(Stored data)
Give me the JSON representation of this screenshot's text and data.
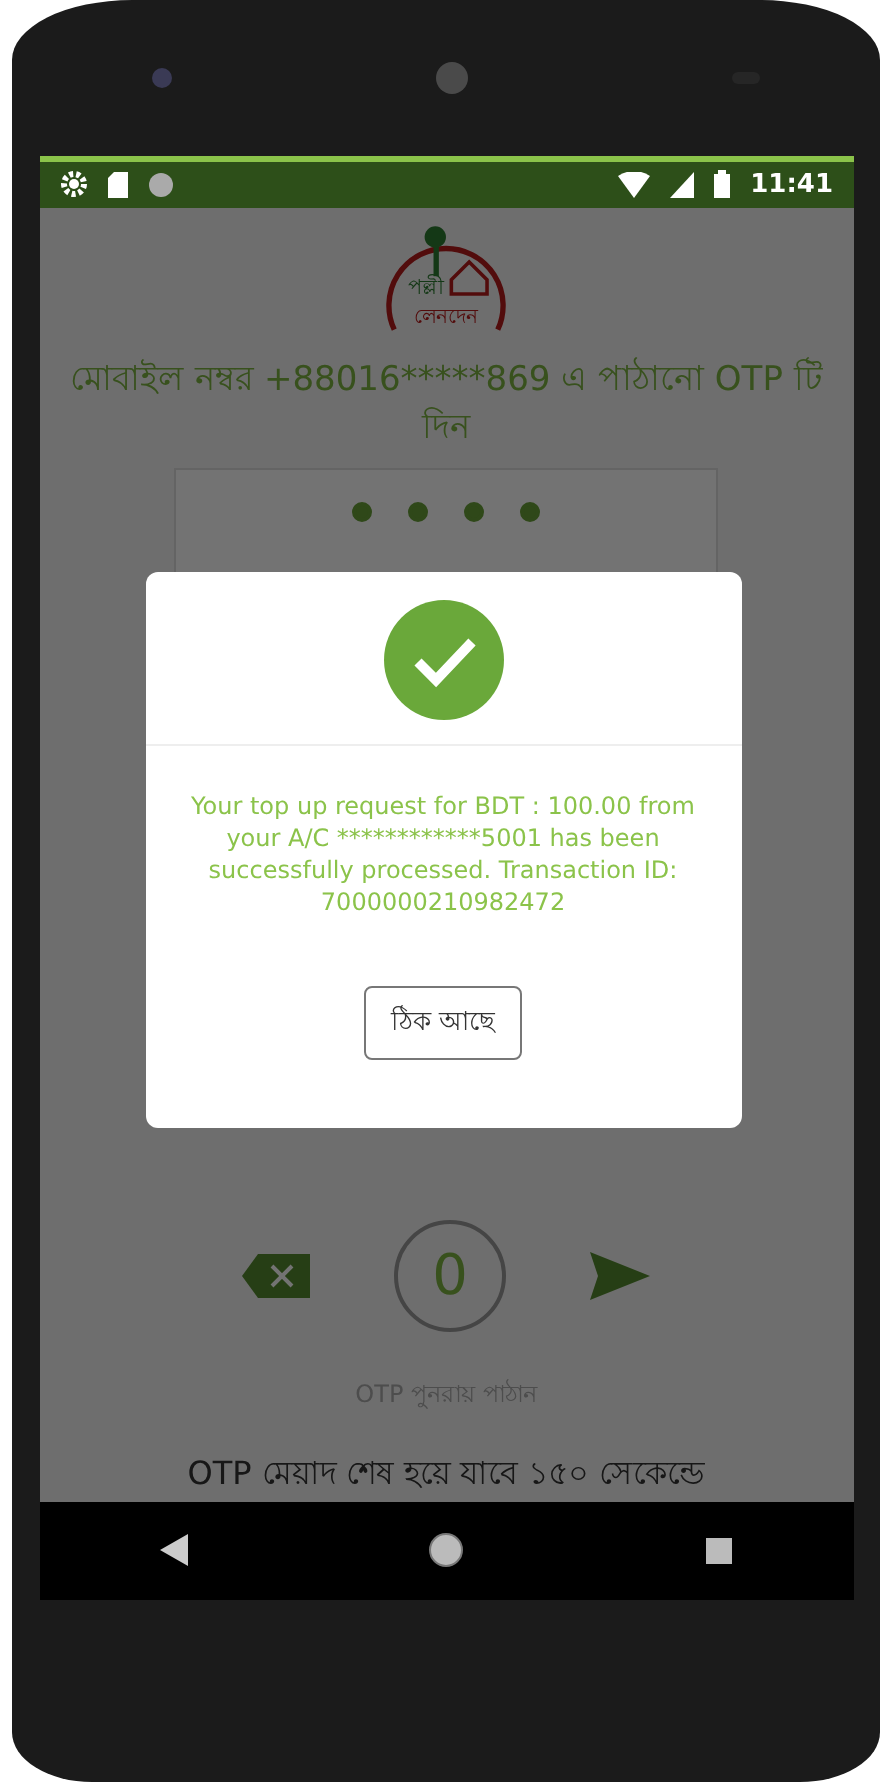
{
  "status_bar": {
    "time": "11:41"
  },
  "logo": {
    "title": "পল্লী",
    "subtitle": "লেনদেন"
  },
  "instruction": "মোবাইল নম্বর +88016*****869 এ পাঠানো OTP টি দিন",
  "pin_dots": [
    {
      "filled": true
    },
    {
      "filled": true
    },
    {
      "filled": true
    },
    {
      "filled": true
    }
  ],
  "keypad": {
    "digit": "0"
  },
  "resend_link": "OTP পুনরায় পাঠান",
  "expiry_text": "OTP মেয়াদ শেষ হয়ে যাবে ১৫০ সেকেন্ডে",
  "dialog": {
    "message": "Your top up request for BDT : 100.00 from your  A/C ************5001 has been successfully processed. Transaction ID: 7000000210982472",
    "button": "ঠিক আছে"
  }
}
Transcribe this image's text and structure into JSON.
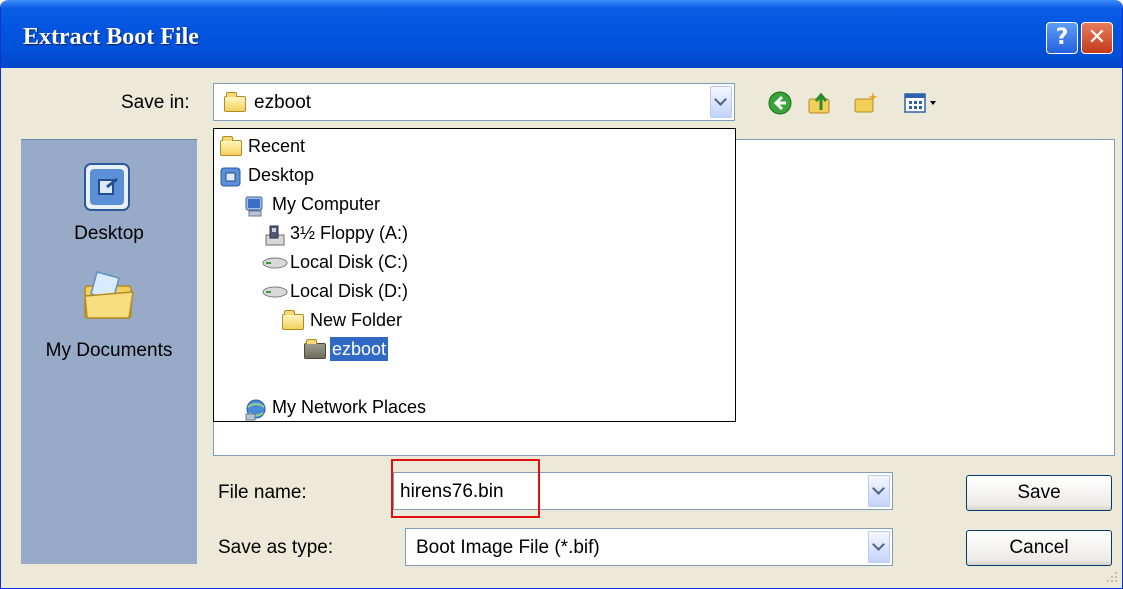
{
  "window": {
    "title": "Extract Boot File"
  },
  "title_buttons": {
    "help": "?",
    "close": "✕"
  },
  "save_in": {
    "label": "Save in:",
    "value": "ezboot"
  },
  "places": [
    {
      "label": "Desktop",
      "icon": "desktop-icon"
    },
    {
      "label": "My Documents",
      "icon": "my-documents-icon"
    }
  ],
  "location_dropdown": {
    "items": [
      {
        "label": "Recent",
        "icon": "folder-icon",
        "level": 0
      },
      {
        "label": "Desktop",
        "icon": "desktop-icon",
        "level": 0
      },
      {
        "label": "My Computer",
        "icon": "my-computer-icon",
        "level": 1
      },
      {
        "label": "3½ Floppy (A:)",
        "icon": "floppy-icon",
        "level": 2
      },
      {
        "label": "Local Disk (C:)",
        "icon": "hard-disk-icon",
        "level": 2
      },
      {
        "label": "Local Disk (D:)",
        "icon": "hard-disk-icon",
        "level": 2
      },
      {
        "label": "New Folder",
        "icon": "folder-icon",
        "level": 3
      },
      {
        "label": "ezboot",
        "icon": "folder-open-icon",
        "level": 4,
        "selected": true
      },
      {
        "label": "My Network Places",
        "icon": "network-places-icon",
        "level": 1
      }
    ]
  },
  "file_name": {
    "label": "File name:",
    "value": "hirens76.bin"
  },
  "save_as_type": {
    "label": "Save as type:",
    "value": "Boot Image File (*.bif)"
  },
  "buttons": {
    "save": "Save",
    "cancel": "Cancel"
  },
  "colors": {
    "titlebar": "#0255e0",
    "selection": "#316ac5",
    "highlight_box": "#e01010",
    "places_bar": "#97aac8"
  }
}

EXERCISE INSTRUCTIONS: Write out the records above exactly as they appear, leaving out any pictures.

RESULT OF THIS EXERCISE:
Give me the JSON representation of this screenshot's text and data.
{
  "status_bar": {
    "time": "11:41"
  },
  "logo": {
    "title": "পল্লী",
    "subtitle": "লেনদেন"
  },
  "instruction": "মোবাইল নম্বর +88016*****869 এ পাঠানো OTP টি দিন",
  "pin_dots": [
    {
      "filled": true
    },
    {
      "filled": true
    },
    {
      "filled": true
    },
    {
      "filled": true
    }
  ],
  "keypad": {
    "digit": "0"
  },
  "resend_link": "OTP পুনরায় পাঠান",
  "expiry_text": "OTP মেয়াদ শেষ হয়ে যাবে ১৫০ সেকেন্ডে",
  "dialog": {
    "message": "Your top up request for BDT : 100.00 from your  A/C ************5001 has been successfully processed. Transaction ID: 7000000210982472",
    "button": "ঠিক আছে"
  }
}
Transcribe this image's text and structure into JSON.
{
  "window": {
    "title": "Extract Boot File"
  },
  "title_buttons": {
    "help": "?",
    "close": "✕"
  },
  "save_in": {
    "label": "Save in:",
    "value": "ezboot"
  },
  "places": [
    {
      "label": "Desktop",
      "icon": "desktop-icon"
    },
    {
      "label": "My Documents",
      "icon": "my-documents-icon"
    }
  ],
  "location_dropdown": {
    "items": [
      {
        "label": "Recent",
        "icon": "folder-icon",
        "level": 0
      },
      {
        "label": "Desktop",
        "icon": "desktop-icon",
        "level": 0
      },
      {
        "label": "My Computer",
        "icon": "my-computer-icon",
        "level": 1
      },
      {
        "label": "3½ Floppy (A:)",
        "icon": "floppy-icon",
        "level": 2
      },
      {
        "label": "Local Disk (C:)",
        "icon": "hard-disk-icon",
        "level": 2
      },
      {
        "label": "Local Disk (D:)",
        "icon": "hard-disk-icon",
        "level": 2
      },
      {
        "label": "New Folder",
        "icon": "folder-icon",
        "level": 3
      },
      {
        "label": "ezboot",
        "icon": "folder-open-icon",
        "level": 4,
        "selected": true
      },
      {
        "label": "My Network Places",
        "icon": "network-places-icon",
        "level": 1
      }
    ]
  },
  "file_name": {
    "label": "File name:",
    "value": "hirens76.bin"
  },
  "save_as_type": {
    "label": "Save as type:",
    "value": "Boot Image File (*.bif)"
  },
  "buttons": {
    "save": "Save",
    "cancel": "Cancel"
  },
  "colors": {
    "titlebar": "#0255e0",
    "selection": "#316ac5",
    "highlight_box": "#e01010",
    "places_bar": "#97aac8"
  }
}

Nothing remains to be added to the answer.